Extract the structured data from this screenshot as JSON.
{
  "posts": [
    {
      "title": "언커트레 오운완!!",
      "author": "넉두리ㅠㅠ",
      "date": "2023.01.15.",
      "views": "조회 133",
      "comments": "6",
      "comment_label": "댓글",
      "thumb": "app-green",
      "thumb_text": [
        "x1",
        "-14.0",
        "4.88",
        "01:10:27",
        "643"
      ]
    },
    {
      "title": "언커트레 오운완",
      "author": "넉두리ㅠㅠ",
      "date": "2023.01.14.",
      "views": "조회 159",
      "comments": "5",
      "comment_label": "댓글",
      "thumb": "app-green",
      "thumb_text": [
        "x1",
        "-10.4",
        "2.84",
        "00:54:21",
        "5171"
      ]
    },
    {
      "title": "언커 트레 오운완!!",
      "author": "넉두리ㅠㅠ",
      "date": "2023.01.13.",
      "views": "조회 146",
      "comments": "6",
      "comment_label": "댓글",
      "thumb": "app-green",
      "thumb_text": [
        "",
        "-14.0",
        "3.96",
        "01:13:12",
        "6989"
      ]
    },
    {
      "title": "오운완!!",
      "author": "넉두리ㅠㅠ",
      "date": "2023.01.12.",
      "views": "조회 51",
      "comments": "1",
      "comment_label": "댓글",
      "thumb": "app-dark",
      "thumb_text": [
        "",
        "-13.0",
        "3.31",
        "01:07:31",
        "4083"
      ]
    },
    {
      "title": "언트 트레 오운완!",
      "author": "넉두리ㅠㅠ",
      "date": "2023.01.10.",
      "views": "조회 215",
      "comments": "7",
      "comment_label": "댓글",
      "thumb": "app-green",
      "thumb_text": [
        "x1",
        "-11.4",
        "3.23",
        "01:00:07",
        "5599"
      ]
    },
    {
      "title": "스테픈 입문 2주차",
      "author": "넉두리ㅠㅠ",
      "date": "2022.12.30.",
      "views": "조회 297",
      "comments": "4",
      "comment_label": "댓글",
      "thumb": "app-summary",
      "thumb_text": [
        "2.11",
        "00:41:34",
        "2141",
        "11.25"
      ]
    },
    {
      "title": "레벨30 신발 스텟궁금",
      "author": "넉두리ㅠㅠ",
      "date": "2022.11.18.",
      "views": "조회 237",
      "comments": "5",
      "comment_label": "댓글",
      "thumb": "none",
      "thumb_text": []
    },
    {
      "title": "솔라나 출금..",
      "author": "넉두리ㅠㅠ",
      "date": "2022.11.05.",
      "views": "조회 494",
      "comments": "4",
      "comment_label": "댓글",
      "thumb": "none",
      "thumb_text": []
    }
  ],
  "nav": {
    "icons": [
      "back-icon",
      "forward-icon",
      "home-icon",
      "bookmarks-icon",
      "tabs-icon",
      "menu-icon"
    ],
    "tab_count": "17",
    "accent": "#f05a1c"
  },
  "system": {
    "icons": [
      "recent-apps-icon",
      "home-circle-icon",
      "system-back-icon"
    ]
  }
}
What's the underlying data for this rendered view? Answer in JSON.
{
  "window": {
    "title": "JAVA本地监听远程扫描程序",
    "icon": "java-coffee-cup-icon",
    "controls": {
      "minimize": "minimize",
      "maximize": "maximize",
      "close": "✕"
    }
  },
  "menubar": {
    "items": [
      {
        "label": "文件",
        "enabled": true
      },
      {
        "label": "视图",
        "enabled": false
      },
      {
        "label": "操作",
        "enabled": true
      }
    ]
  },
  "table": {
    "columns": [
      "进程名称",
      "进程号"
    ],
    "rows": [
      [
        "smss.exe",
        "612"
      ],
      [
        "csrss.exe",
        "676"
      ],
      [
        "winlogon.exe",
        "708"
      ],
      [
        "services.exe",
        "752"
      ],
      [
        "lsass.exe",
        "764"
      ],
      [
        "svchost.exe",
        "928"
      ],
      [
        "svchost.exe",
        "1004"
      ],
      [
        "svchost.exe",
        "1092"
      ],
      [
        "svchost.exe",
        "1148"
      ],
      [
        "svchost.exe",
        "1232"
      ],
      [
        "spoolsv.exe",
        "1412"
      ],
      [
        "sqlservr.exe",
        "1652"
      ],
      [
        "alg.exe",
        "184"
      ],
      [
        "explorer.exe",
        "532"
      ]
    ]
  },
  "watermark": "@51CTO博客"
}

■ **Task to complete**
Collect each line above holding the string "data".

■ **Answer to the problem**
Extract the structured data from this screenshot as JSON.
What's the underlying data for this rendered view? Answer in JSON.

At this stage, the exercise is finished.